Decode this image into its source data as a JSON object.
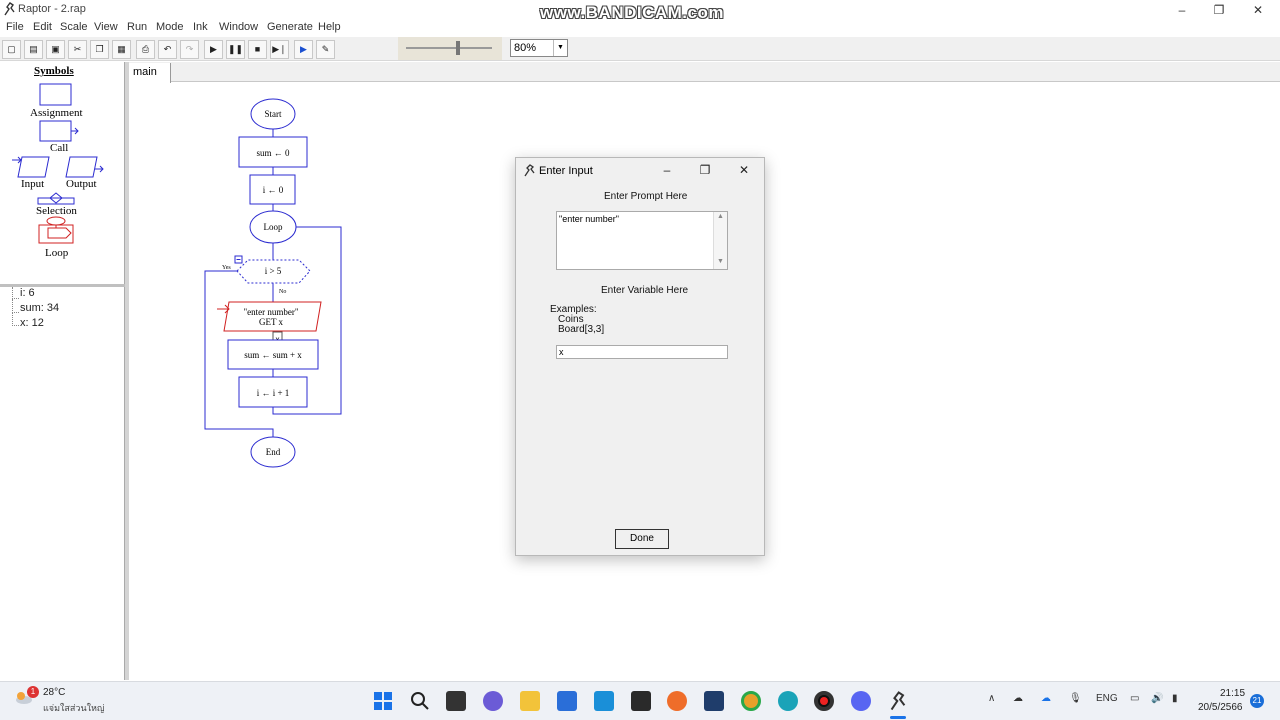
{
  "window": {
    "title": "Raptor - 2.rap",
    "minimize": "–",
    "maximize": "❐",
    "close": "✕"
  },
  "watermark": "www.BANDICAM.com",
  "menu": [
    "File",
    "Edit",
    "Scale",
    "View",
    "Run",
    "Mode",
    "Ink",
    "Window",
    "Generate",
    "Help"
  ],
  "toolbar": {
    "icons": [
      "new-icon",
      "open-icon",
      "save-icon",
      "cut-icon",
      "copy-icon",
      "paste-icon",
      "print-icon",
      "undo-icon",
      "redo-icon",
      "play-icon",
      "pause-icon",
      "stop-icon",
      "step-icon",
      "test-icon",
      "pen-icon"
    ],
    "zoom": "80%"
  },
  "symbols": {
    "title": "Symbols",
    "assignment": "Assignment",
    "call": "Call",
    "input": "Input",
    "output": "Output",
    "selection": "Selection",
    "loop": "Loop"
  },
  "variables": [
    "i: 6",
    "sum: 34",
    "x: 12"
  ],
  "tab": "main",
  "flowchart": {
    "start": "Start",
    "sum_init": "sum ← 0",
    "i_init": "i ← 0",
    "loop": "Loop",
    "condition": "i > 5",
    "yes": "Yes",
    "no": "No",
    "input_prompt": "\"enter number\"",
    "input_get": "GET x",
    "x_marker": "x",
    "sum_update": "sum ← sum + x",
    "i_update": "i ← i + 1",
    "end": "End"
  },
  "dialog": {
    "title": "Enter Input",
    "prompt_label": "Enter Prompt Here",
    "prompt_value": "\"enter number\"",
    "variable_label": "Enter Variable Here",
    "examples_label": "Examples:",
    "example_1": "Coins",
    "example_2": "Board[3,3]",
    "variable_value": "x",
    "done": "Done"
  },
  "taskbar": {
    "weather_temp": "28°C",
    "weather_desc": "แจ่มใสส่วนใหญ่",
    "weather_badge": "1",
    "language": "ENG",
    "time": "21:15",
    "date": "20/5/2566",
    "notification_count": "21"
  }
}
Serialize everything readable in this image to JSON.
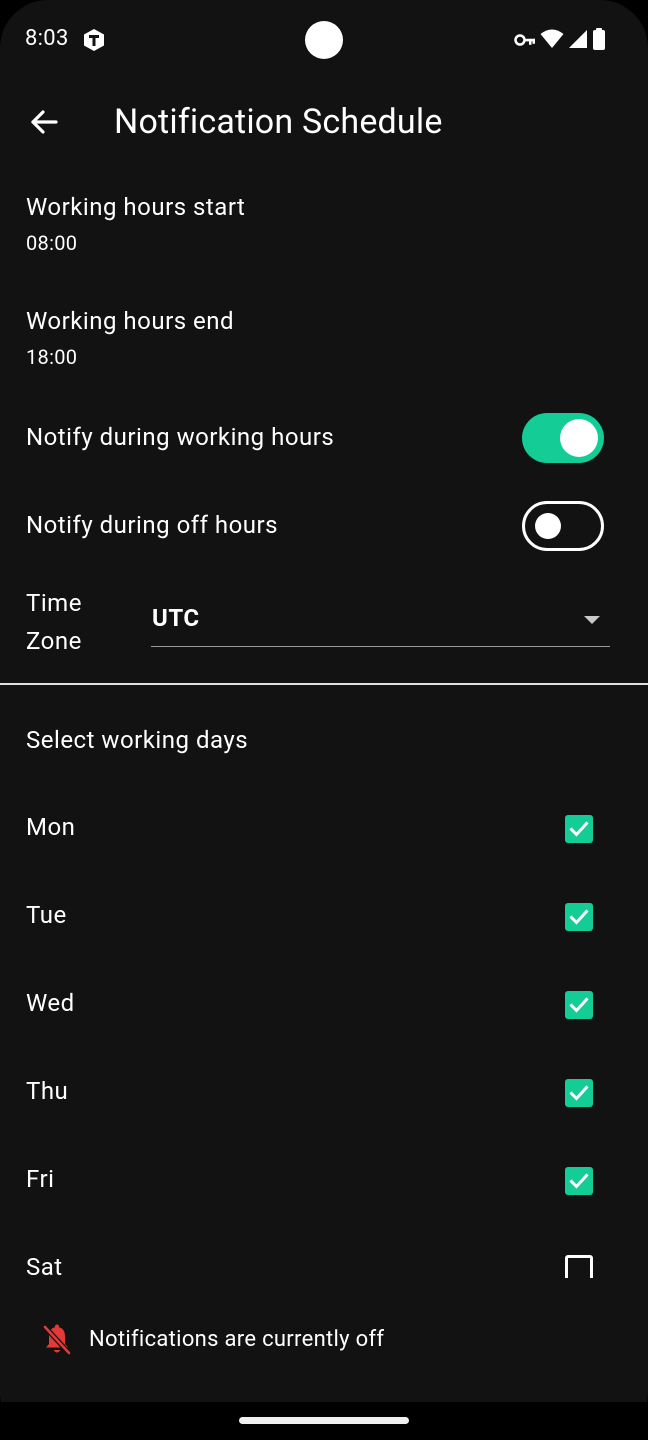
{
  "status_bar": {
    "time": "8:03",
    "icons": [
      "app-badge-icon",
      "vpn-key-icon",
      "wifi-icon",
      "cell-signal-icon",
      "battery-icon"
    ]
  },
  "app_bar": {
    "title": "Notification Schedule",
    "back_icon": "arrow-back-icon"
  },
  "settings": {
    "start": {
      "title": "Working hours start",
      "value": "08:00"
    },
    "end": {
      "title": "Working hours end",
      "value": "18:00"
    },
    "notify_working": {
      "title": "Notify during working hours",
      "on": true
    },
    "notify_off": {
      "title": "Notify during off hours",
      "on": false
    },
    "timezone": {
      "label": "Time Zone",
      "value": "UTC"
    }
  },
  "days": {
    "title": "Select working days",
    "items": [
      {
        "label": "Mon",
        "checked": true
      },
      {
        "label": "Tue",
        "checked": true
      },
      {
        "label": "Wed",
        "checked": true
      },
      {
        "label": "Thu",
        "checked": true
      },
      {
        "label": "Fri",
        "checked": true
      },
      {
        "label": "Sat",
        "checked": false
      }
    ]
  },
  "footer": {
    "message": "Notifications are currently off",
    "icon": "bell-off-icon",
    "icon_color": "#e53935"
  },
  "colors": {
    "accent": "#14cc96",
    "background": "#121212"
  }
}
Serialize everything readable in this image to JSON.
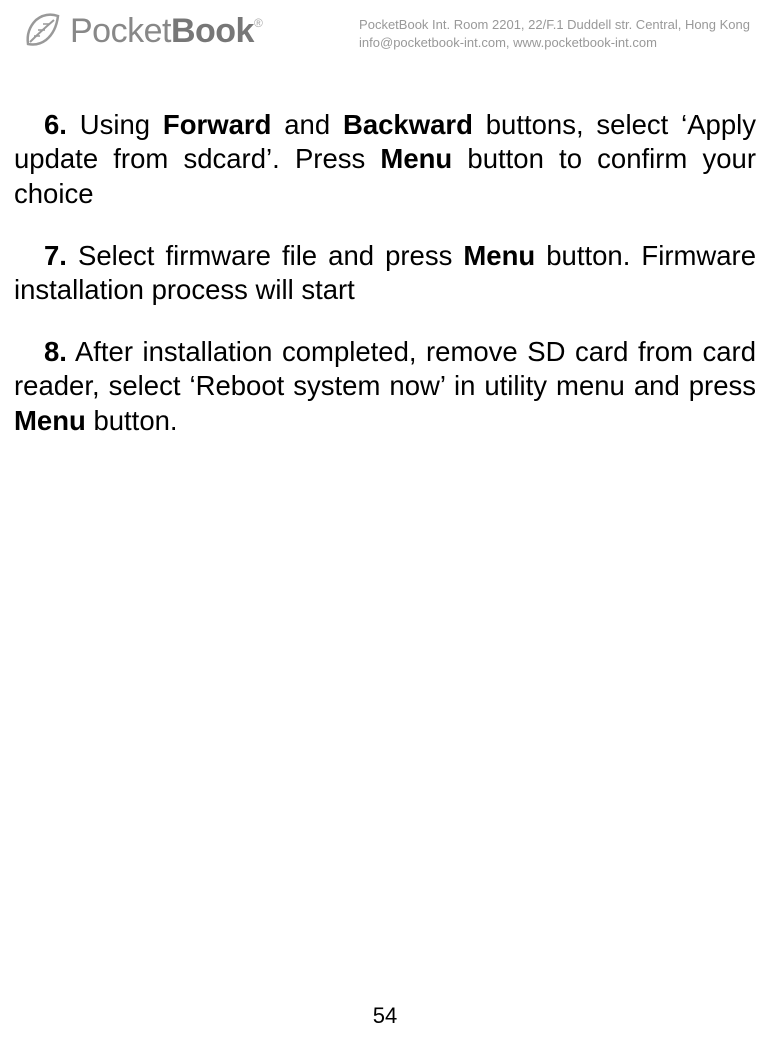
{
  "header": {
    "logo_word1": "Pocket",
    "logo_word2": "Book",
    "company_address": "PocketBook Int. Room 2201, 22/F.1 Duddell str. Central, Hong Kong",
    "company_contact": "info@pocketbook-int.com, www.pocketbook-int.com"
  },
  "steps": {
    "s6": {
      "num": "6.",
      "t1": " Using ",
      "b1": "Forward",
      "t2": " and ",
      "b2": "Backward",
      "t3": " buttons, select ‘Apply update from sdcard’. Press ",
      "b3": "Menu",
      "t4": " button to confirm your choice"
    },
    "s7": {
      "num": "7.",
      "t1": " Select firmware file and press ",
      "b1": "Menu",
      "t2": " button. Firmware installation process will start"
    },
    "s8": {
      "num": "8.",
      "t1": " After installation completed, remove SD card from card reader, select ‘Reboot system now’ in utility menu and press ",
      "b1": "Menu",
      "t2": " button."
    }
  },
  "page_number": "54"
}
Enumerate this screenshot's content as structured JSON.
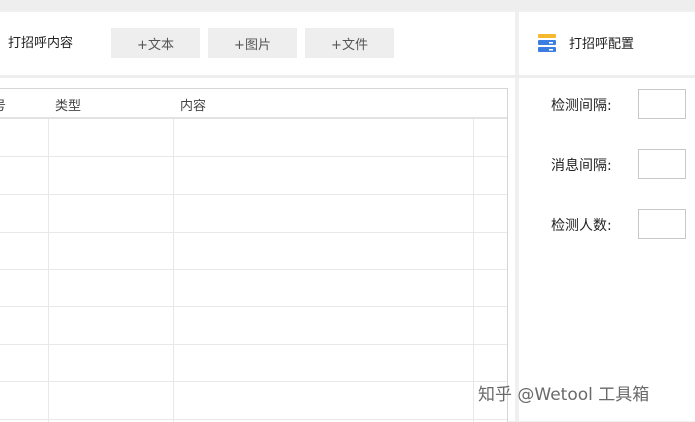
{
  "toolbar": {
    "title": "打招呼内容",
    "add_text_label": "+文本",
    "add_image_label": "+图片",
    "add_file_label": "+文件"
  },
  "config": {
    "icon": "stacked-layers-icon",
    "title": "打招呼配置",
    "fields": [
      {
        "label": "检测间隔:",
        "value": ""
      },
      {
        "label": "消息间隔:",
        "value": ""
      },
      {
        "label": "检测人数:",
        "value": ""
      }
    ]
  },
  "table": {
    "columns": [
      "号",
      "类型",
      "内容"
    ],
    "rows": []
  },
  "watermark": "知乎 @Wetool 工具箱",
  "colors": {
    "accent_blue": "#3b7de0",
    "accent_yellow": "#f5b82e"
  }
}
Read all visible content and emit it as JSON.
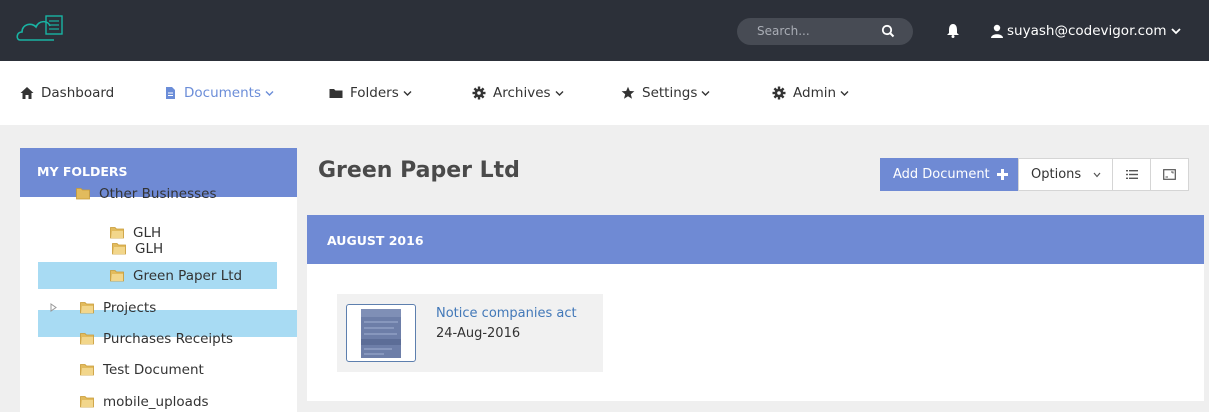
{
  "header": {
    "search_placeholder": "Search...",
    "user_email": "suyash@codevigor.com",
    "colors": {
      "bar": "#2c3039",
      "accent": "#6f8ad4"
    }
  },
  "nav": {
    "items": [
      {
        "label": "Dashboard",
        "icon": "home-icon"
      },
      {
        "label": "Documents",
        "icon": "document-icon",
        "active": true
      },
      {
        "label": "Folders",
        "icon": "folder-icon"
      },
      {
        "label": "Archives",
        "icon": "gear-icon"
      },
      {
        "label": "Settings",
        "icon": "star-icon"
      },
      {
        "label": "Admin",
        "icon": "gear-icon"
      }
    ]
  },
  "sidebar": {
    "title": "MY FOLDERS",
    "cut_off_item": "Other Businesses",
    "items": [
      {
        "label": "GLH"
      },
      {
        "label": "Green Paper Ltd",
        "selected": true
      },
      {
        "label": "Projects",
        "expandable": true
      },
      {
        "label": "Purchases Receipts"
      },
      {
        "label": "Test Document"
      },
      {
        "label": "mobile_uploads"
      }
    ]
  },
  "main": {
    "title": "Green Paper Ltd",
    "add_button": "Add Document",
    "options_button": "Options",
    "group_header": "AUGUST 2016",
    "documents": [
      {
        "name": "Notice companies act",
        "date": "24-Aug-2016"
      }
    ]
  }
}
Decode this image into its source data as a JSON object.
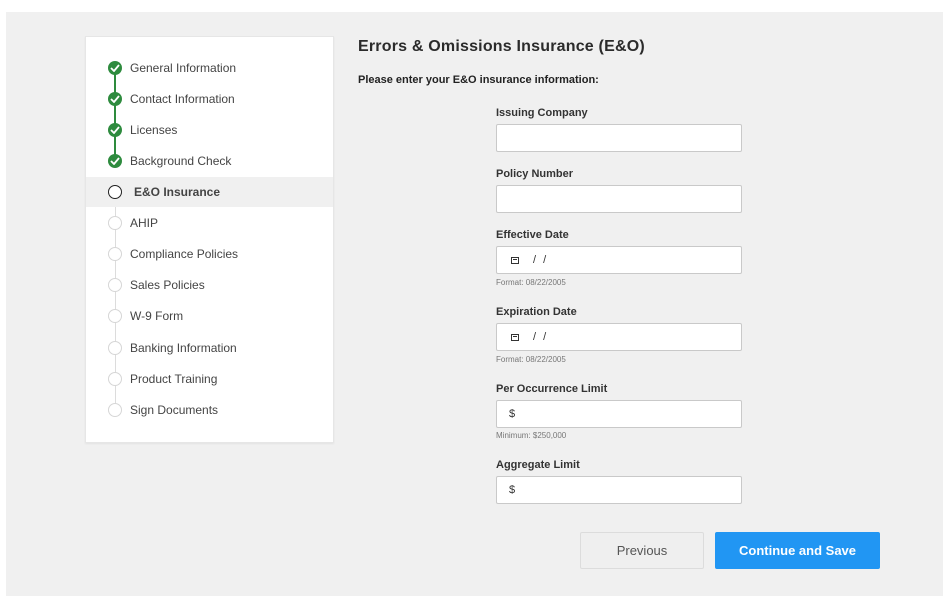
{
  "steps": [
    {
      "label": "General Information",
      "status": "done"
    },
    {
      "label": "Contact Information",
      "status": "done"
    },
    {
      "label": "Licenses",
      "status": "done"
    },
    {
      "label": "Background Check",
      "status": "done"
    },
    {
      "label": "E&O Insurance",
      "status": "current"
    },
    {
      "label": "AHIP",
      "status": "todo"
    },
    {
      "label": "Compliance Policies",
      "status": "todo"
    },
    {
      "label": "Sales Policies",
      "status": "todo"
    },
    {
      "label": "W-9 Form",
      "status": "todo"
    },
    {
      "label": "Banking Information",
      "status": "todo"
    },
    {
      "label": "Product Training",
      "status": "todo"
    },
    {
      "label": "Sign Documents",
      "status": "todo"
    }
  ],
  "form": {
    "title": "Errors & Omissions Insurance (E&O)",
    "subtitle": "Please enter your E&O insurance information:",
    "issuing_company": {
      "label": "Issuing Company",
      "value": ""
    },
    "policy_number": {
      "label": "Policy Number",
      "value": ""
    },
    "effective_date": {
      "label": "Effective Date",
      "placeholder": "/ /",
      "hint": "Format: 08/22/2005"
    },
    "expiration_date": {
      "label": "Expiration Date",
      "placeholder": "/ /",
      "hint": "Format: 08/22/2005"
    },
    "per_occurrence_limit": {
      "label": "Per Occurrence Limit",
      "prefix": "$",
      "hint": "Minimum: $250,000"
    },
    "aggregate_limit": {
      "label": "Aggregate Limit",
      "prefix": "$"
    }
  },
  "buttons": {
    "previous": "Previous",
    "continue": "Continue and Save"
  },
  "colors": {
    "accent": "#2196f3",
    "done": "#2e8b3e",
    "background": "#f0f0f0"
  },
  "icons": {
    "done": "check-circle-icon",
    "current": "circle-outline-icon",
    "todo": "circle-outline-icon",
    "date": "calendar-icon"
  }
}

▸ **Your instructions**
Return all lines containing "watermark".

▸ **Written response**
  "watermark": "www.BANDICAM.com",
  "watermark": "知乎 @Wetool 工具箱",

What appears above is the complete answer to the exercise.